• What to do: Filter the records below and copy out, in full, every line that contains the word "Last".

>> Start Data extract

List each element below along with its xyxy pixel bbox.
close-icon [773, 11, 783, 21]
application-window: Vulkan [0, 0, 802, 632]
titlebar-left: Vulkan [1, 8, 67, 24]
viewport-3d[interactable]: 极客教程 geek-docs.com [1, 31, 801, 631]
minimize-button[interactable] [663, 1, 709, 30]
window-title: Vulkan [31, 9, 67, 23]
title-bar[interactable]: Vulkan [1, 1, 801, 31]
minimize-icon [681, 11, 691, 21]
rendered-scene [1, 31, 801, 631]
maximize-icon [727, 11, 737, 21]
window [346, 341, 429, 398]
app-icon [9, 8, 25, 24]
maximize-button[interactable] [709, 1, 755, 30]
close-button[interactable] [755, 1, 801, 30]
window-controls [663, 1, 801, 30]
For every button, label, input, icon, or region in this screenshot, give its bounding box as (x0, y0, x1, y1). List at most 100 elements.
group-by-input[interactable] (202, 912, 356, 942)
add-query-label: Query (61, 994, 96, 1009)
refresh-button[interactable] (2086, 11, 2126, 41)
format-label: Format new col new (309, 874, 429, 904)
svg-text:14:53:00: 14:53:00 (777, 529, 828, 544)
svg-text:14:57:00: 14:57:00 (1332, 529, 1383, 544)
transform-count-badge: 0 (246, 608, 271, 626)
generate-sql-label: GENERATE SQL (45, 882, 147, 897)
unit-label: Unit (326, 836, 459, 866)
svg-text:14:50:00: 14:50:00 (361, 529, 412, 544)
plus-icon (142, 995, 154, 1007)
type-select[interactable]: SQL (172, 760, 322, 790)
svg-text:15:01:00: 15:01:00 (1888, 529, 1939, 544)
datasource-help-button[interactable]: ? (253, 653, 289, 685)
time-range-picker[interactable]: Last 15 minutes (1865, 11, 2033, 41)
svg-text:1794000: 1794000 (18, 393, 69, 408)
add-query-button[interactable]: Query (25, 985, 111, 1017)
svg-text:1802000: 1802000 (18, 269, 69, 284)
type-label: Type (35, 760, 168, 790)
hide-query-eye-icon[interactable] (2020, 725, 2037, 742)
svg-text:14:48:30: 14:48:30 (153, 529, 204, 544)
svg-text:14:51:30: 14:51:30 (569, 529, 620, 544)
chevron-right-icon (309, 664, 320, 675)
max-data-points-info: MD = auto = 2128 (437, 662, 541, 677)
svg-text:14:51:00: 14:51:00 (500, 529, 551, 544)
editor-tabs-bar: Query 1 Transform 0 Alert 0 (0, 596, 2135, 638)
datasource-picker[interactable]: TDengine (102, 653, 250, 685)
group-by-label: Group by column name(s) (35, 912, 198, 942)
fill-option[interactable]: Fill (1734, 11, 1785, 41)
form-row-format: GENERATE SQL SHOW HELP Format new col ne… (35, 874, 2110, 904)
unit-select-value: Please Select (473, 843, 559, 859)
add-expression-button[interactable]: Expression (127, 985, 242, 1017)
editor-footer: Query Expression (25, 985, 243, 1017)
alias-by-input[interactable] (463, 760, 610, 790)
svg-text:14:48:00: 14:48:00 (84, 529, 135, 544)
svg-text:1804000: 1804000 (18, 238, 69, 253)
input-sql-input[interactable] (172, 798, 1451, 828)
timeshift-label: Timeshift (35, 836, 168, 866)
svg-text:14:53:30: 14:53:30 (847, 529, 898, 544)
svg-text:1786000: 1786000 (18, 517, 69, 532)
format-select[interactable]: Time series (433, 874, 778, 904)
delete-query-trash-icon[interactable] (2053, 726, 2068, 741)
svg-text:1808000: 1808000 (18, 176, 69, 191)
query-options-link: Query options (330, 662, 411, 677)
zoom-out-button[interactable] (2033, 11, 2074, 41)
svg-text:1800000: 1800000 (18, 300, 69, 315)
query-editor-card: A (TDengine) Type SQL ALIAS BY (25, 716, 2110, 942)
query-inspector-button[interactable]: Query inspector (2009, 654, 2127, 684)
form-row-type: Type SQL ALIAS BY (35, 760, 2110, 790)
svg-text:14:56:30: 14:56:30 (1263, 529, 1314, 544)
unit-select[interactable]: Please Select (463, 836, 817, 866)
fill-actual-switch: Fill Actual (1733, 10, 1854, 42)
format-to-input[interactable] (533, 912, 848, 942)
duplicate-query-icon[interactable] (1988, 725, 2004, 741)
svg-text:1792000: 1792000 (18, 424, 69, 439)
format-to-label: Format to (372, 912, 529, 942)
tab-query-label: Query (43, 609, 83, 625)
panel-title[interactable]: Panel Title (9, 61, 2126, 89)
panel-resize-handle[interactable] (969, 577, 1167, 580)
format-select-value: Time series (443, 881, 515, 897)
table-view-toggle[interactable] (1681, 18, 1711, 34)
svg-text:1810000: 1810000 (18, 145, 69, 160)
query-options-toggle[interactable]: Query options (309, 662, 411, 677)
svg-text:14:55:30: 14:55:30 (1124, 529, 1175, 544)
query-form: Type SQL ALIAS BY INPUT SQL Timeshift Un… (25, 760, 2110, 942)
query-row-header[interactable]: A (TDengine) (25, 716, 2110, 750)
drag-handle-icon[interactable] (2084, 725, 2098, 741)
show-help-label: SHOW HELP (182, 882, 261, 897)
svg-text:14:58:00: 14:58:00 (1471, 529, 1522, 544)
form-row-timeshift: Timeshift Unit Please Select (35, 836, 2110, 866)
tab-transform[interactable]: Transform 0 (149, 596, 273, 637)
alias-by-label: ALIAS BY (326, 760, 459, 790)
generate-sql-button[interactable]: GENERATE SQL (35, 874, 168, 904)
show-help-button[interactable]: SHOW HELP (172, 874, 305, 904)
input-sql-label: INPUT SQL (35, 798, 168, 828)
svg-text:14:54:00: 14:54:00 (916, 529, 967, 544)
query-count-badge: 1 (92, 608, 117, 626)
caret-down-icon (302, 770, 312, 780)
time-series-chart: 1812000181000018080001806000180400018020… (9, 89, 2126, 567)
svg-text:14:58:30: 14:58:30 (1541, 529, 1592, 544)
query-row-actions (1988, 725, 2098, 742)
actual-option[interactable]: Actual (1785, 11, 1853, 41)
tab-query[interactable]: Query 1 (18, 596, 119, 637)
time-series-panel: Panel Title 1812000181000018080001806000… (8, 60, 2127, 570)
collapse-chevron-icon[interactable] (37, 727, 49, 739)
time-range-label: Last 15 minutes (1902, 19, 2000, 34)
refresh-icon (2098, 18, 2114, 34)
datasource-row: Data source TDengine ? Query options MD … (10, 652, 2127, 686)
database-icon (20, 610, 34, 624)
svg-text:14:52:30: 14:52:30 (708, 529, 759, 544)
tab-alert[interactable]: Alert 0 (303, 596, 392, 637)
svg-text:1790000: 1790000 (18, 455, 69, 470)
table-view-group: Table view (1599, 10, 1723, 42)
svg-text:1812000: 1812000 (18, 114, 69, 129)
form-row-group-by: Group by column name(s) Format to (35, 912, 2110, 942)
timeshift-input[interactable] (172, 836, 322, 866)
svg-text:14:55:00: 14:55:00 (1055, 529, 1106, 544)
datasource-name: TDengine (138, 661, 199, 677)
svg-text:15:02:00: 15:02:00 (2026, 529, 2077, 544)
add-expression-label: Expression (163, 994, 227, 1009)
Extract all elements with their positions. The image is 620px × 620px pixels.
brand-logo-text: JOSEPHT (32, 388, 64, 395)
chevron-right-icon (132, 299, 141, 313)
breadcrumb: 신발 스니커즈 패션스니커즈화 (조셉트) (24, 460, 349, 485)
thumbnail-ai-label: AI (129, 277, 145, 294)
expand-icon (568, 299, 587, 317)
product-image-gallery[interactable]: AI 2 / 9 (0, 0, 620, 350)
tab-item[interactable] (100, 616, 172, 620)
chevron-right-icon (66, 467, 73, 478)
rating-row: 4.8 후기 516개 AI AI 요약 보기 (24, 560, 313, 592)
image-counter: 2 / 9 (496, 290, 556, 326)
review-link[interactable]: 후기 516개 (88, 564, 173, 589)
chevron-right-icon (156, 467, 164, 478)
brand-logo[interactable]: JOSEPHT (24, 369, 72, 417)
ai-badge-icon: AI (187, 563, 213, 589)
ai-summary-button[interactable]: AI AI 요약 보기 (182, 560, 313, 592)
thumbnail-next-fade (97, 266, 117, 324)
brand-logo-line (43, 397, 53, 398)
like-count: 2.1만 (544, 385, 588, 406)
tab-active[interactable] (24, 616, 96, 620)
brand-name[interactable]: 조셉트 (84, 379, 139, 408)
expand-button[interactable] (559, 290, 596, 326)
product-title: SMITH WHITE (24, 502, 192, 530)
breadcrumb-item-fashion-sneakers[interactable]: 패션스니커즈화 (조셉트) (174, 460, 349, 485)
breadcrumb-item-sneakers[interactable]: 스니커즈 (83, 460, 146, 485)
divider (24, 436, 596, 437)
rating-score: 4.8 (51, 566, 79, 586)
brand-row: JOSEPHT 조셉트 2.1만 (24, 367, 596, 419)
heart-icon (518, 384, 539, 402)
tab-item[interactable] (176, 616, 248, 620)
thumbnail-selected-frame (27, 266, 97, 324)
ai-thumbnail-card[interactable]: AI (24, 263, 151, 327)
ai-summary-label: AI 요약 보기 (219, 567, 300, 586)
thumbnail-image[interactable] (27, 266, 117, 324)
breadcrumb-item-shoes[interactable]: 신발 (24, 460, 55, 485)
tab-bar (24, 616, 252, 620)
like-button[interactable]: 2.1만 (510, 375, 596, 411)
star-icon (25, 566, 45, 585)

>> End Data extract

• Problem solution:
time-range-picker[interactable]: Last 15 minutes (1865, 11, 2033, 41)
time-range-label: Last 15 minutes (1902, 19, 2000, 34)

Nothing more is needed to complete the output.